> _DESCRIPTION OF THE TASK_: Leaving out the pictures, transcribe all of the records faithfully.

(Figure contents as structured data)
......
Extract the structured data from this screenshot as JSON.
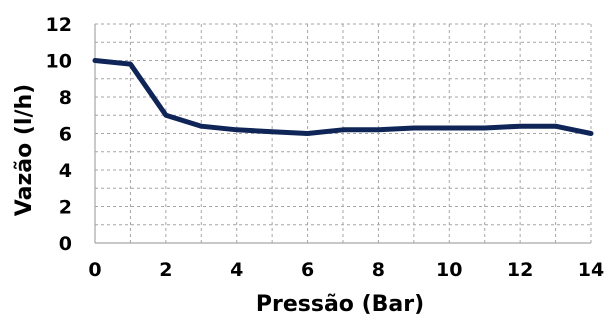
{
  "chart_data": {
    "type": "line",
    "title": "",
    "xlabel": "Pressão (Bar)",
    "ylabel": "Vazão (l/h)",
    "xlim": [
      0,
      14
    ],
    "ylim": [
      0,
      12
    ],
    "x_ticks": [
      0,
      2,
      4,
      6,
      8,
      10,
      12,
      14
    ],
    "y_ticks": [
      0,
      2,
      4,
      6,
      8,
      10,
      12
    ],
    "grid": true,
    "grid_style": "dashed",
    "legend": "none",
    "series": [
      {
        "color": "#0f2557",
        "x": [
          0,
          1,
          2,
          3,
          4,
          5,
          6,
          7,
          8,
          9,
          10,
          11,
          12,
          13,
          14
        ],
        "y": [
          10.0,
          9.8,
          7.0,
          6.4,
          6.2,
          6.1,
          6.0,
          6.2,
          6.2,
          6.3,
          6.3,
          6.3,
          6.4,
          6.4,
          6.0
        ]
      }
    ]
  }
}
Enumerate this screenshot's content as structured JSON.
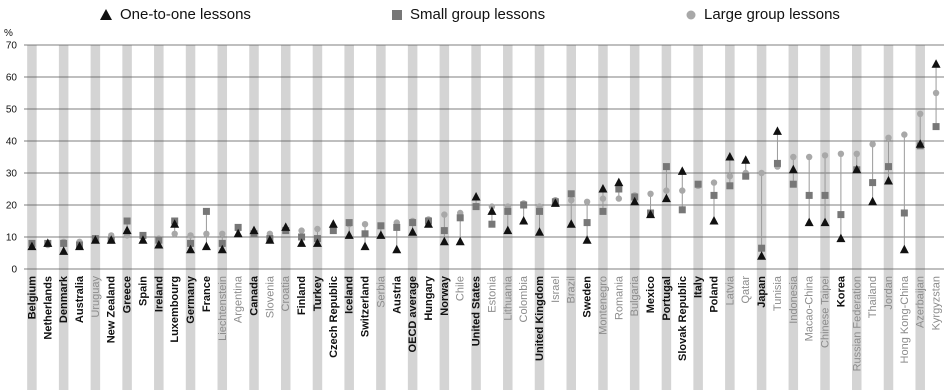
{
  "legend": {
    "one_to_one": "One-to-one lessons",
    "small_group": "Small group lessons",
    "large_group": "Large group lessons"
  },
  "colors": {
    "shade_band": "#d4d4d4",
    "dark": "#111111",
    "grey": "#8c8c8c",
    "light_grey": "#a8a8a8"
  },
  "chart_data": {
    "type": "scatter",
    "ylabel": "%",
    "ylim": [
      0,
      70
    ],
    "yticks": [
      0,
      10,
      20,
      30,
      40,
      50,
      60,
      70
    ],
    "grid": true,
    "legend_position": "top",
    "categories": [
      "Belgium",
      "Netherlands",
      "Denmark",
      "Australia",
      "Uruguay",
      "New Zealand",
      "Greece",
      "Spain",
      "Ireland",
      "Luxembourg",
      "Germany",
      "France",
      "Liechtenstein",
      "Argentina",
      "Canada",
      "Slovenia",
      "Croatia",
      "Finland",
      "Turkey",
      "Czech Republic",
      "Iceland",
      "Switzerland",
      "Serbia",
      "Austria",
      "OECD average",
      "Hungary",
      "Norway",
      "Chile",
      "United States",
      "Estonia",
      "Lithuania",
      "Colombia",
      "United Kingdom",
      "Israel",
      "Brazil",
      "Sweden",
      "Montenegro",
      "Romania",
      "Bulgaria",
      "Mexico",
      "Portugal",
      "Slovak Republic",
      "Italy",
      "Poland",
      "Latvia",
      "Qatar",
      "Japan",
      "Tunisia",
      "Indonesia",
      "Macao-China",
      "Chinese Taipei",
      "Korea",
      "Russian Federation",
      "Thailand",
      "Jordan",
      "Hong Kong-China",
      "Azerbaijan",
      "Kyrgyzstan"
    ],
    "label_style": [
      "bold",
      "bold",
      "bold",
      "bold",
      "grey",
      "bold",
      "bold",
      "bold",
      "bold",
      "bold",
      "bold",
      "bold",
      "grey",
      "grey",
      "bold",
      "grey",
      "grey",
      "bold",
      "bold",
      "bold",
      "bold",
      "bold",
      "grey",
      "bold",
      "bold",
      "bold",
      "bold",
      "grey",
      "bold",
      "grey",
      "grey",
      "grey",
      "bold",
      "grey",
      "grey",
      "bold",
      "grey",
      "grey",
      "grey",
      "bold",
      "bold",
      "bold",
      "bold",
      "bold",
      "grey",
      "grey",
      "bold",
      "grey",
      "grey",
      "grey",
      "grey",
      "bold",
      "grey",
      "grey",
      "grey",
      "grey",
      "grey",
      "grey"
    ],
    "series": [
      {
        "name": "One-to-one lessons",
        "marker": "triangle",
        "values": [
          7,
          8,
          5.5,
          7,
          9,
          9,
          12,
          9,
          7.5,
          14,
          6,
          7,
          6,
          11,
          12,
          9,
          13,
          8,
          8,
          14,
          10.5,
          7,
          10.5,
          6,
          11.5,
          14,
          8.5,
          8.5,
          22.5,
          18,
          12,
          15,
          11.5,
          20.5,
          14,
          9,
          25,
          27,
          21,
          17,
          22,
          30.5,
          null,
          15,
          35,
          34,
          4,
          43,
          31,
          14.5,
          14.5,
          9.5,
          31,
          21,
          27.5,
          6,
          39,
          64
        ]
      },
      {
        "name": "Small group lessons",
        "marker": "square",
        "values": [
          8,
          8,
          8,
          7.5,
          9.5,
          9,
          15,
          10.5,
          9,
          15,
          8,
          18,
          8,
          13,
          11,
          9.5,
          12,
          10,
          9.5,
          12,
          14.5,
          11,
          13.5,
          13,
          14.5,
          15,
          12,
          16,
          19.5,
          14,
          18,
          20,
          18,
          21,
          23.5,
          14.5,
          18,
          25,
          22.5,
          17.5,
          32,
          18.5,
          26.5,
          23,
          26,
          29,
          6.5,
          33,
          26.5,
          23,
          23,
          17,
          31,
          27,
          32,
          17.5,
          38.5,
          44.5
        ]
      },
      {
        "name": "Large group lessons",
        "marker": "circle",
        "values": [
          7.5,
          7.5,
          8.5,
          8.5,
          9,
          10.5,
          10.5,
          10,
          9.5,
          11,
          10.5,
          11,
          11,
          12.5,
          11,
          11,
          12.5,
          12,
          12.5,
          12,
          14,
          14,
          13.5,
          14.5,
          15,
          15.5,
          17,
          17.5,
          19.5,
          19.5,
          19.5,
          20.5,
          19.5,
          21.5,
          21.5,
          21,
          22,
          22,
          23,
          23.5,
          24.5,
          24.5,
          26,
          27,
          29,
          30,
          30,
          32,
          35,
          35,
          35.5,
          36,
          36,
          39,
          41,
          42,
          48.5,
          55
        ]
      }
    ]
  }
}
......
> _ANSWER IN FULL_:
Extract the structured data from this screenshot as JSON.
{
  "chart_data": {
    "type": "line",
    "title": "",
    "xlabel": "Pressão (Bar)",
    "ylabel": "Vazão (l/h)",
    "xlim": [
      0,
      14
    ],
    "ylim": [
      0,
      12
    ],
    "x_ticks": [
      0,
      2,
      4,
      6,
      8,
      10,
      12,
      14
    ],
    "y_ticks": [
      0,
      2,
      4,
      6,
      8,
      10,
      12
    ],
    "grid": true,
    "grid_style": "dashed",
    "legend": "none",
    "series": [
      {
        "color": "#0f2557",
        "x": [
          0,
          1,
          2,
          3,
          4,
          5,
          6,
          7,
          8,
          9,
          10,
          11,
          12,
          13,
          14
        ],
        "y": [
          10.0,
          9.8,
          7.0,
          6.4,
          6.2,
          6.1,
          6.0,
          6.2,
          6.2,
          6.3,
          6.3,
          6.3,
          6.4,
          6.4,
          6.0
        ]
      }
    ]
  }
}
Enumerate this screenshot's content as structured JSON.
{
  "legend": {
    "one_to_one": "One-to-one lessons",
    "small_group": "Small group lessons",
    "large_group": "Large group lessons"
  },
  "colors": {
    "shade_band": "#d4d4d4",
    "dark": "#111111",
    "grey": "#8c8c8c",
    "light_grey": "#a8a8a8"
  },
  "chart_data": {
    "type": "scatter",
    "ylabel": "%",
    "ylim": [
      0,
      70
    ],
    "yticks": [
      0,
      10,
      20,
      30,
      40,
      50,
      60,
      70
    ],
    "grid": true,
    "legend_position": "top",
    "categories": [
      "Belgium",
      "Netherlands",
      "Denmark",
      "Australia",
      "Uruguay",
      "New Zealand",
      "Greece",
      "Spain",
      "Ireland",
      "Luxembourg",
      "Germany",
      "France",
      "Liechtenstein",
      "Argentina",
      "Canada",
      "Slovenia",
      "Croatia",
      "Finland",
      "Turkey",
      "Czech Republic",
      "Iceland",
      "Switzerland",
      "Serbia",
      "Austria",
      "OECD average",
      "Hungary",
      "Norway",
      "Chile",
      "United States",
      "Estonia",
      "Lithuania",
      "Colombia",
      "United Kingdom",
      "Israel",
      "Brazil",
      "Sweden",
      "Montenegro",
      "Romania",
      "Bulgaria",
      "Mexico",
      "Portugal",
      "Slovak Republic",
      "Italy",
      "Poland",
      "Latvia",
      "Qatar",
      "Japan",
      "Tunisia",
      "Indonesia",
      "Macao-China",
      "Chinese Taipei",
      "Korea",
      "Russian Federation",
      "Thailand",
      "Jordan",
      "Hong Kong-China",
      "Azerbaijan",
      "Kyrgyzstan"
    ],
    "label_style": [
      "bold",
      "bold",
      "bold",
      "bold",
      "grey",
      "bold",
      "bold",
      "bold",
      "bold",
      "bold",
      "bold",
      "bold",
      "grey",
      "grey",
      "bold",
      "grey",
      "grey",
      "bold",
      "bold",
      "bold",
      "bold",
      "bold",
      "grey",
      "bold",
      "bold",
      "bold",
      "bold",
      "grey",
      "bold",
      "grey",
      "grey",
      "grey",
      "bold",
      "grey",
      "grey",
      "bold",
      "grey",
      "grey",
      "grey",
      "bold",
      "bold",
      "bold",
      "bold",
      "bold",
      "grey",
      "grey",
      "bold",
      "grey",
      "grey",
      "grey",
      "grey",
      "bold",
      "grey",
      "grey",
      "grey",
      "grey",
      "grey",
      "grey"
    ],
    "series": [
      {
        "name": "One-to-one lessons",
        "marker": "triangle",
        "values": [
          7,
          8,
          5.5,
          7,
          9,
          9,
          12,
          9,
          7.5,
          14,
          6,
          7,
          6,
          11,
          12,
          9,
          13,
          8,
          8,
          14,
          10.5,
          7,
          10.5,
          6,
          11.5,
          14,
          8.5,
          8.5,
          22.5,
          18,
          12,
          15,
          11.5,
          20.5,
          14,
          9,
          25,
          27,
          21,
          17,
          22,
          30.5,
          null,
          15,
          35,
          34,
          4,
          43,
          31,
          14.5,
          14.5,
          9.5,
          31,
          21,
          27.5,
          6,
          39,
          64
        ]
      },
      {
        "name": "Small group lessons",
        "marker": "square",
        "values": [
          8,
          8,
          8,
          7.5,
          9.5,
          9,
          15,
          10.5,
          9,
          15,
          8,
          18,
          8,
          13,
          11,
          9.5,
          12,
          10,
          9.5,
          12,
          14.5,
          11,
          13.5,
          13,
          14.5,
          15,
          12,
          16,
          19.5,
          14,
          18,
          20,
          18,
          21,
          23.5,
          14.5,
          18,
          25,
          22.5,
          17.5,
          32,
          18.5,
          26.5,
          23,
          26,
          29,
          6.5,
          33,
          26.5,
          23,
          23,
          17,
          31,
          27,
          32,
          17.5,
          38.5,
          44.5
        ]
      },
      {
        "name": "Large group lessons",
        "marker": "circle",
        "values": [
          7.5,
          7.5,
          8.5,
          8.5,
          9,
          10.5,
          10.5,
          10,
          9.5,
          11,
          10.5,
          11,
          11,
          12.5,
          11,
          11,
          12.5,
          12,
          12.5,
          12,
          14,
          14,
          13.5,
          14.5,
          15,
          15.5,
          17,
          17.5,
          19.5,
          19.5,
          19.5,
          20.5,
          19.5,
          21.5,
          21.5,
          21,
          22,
          22,
          23,
          23.5,
          24.5,
          24.5,
          26,
          27,
          29,
          30,
          30,
          32,
          35,
          35,
          35.5,
          36,
          36,
          39,
          41,
          42,
          48.5,
          55
        ]
      }
    ]
  }
}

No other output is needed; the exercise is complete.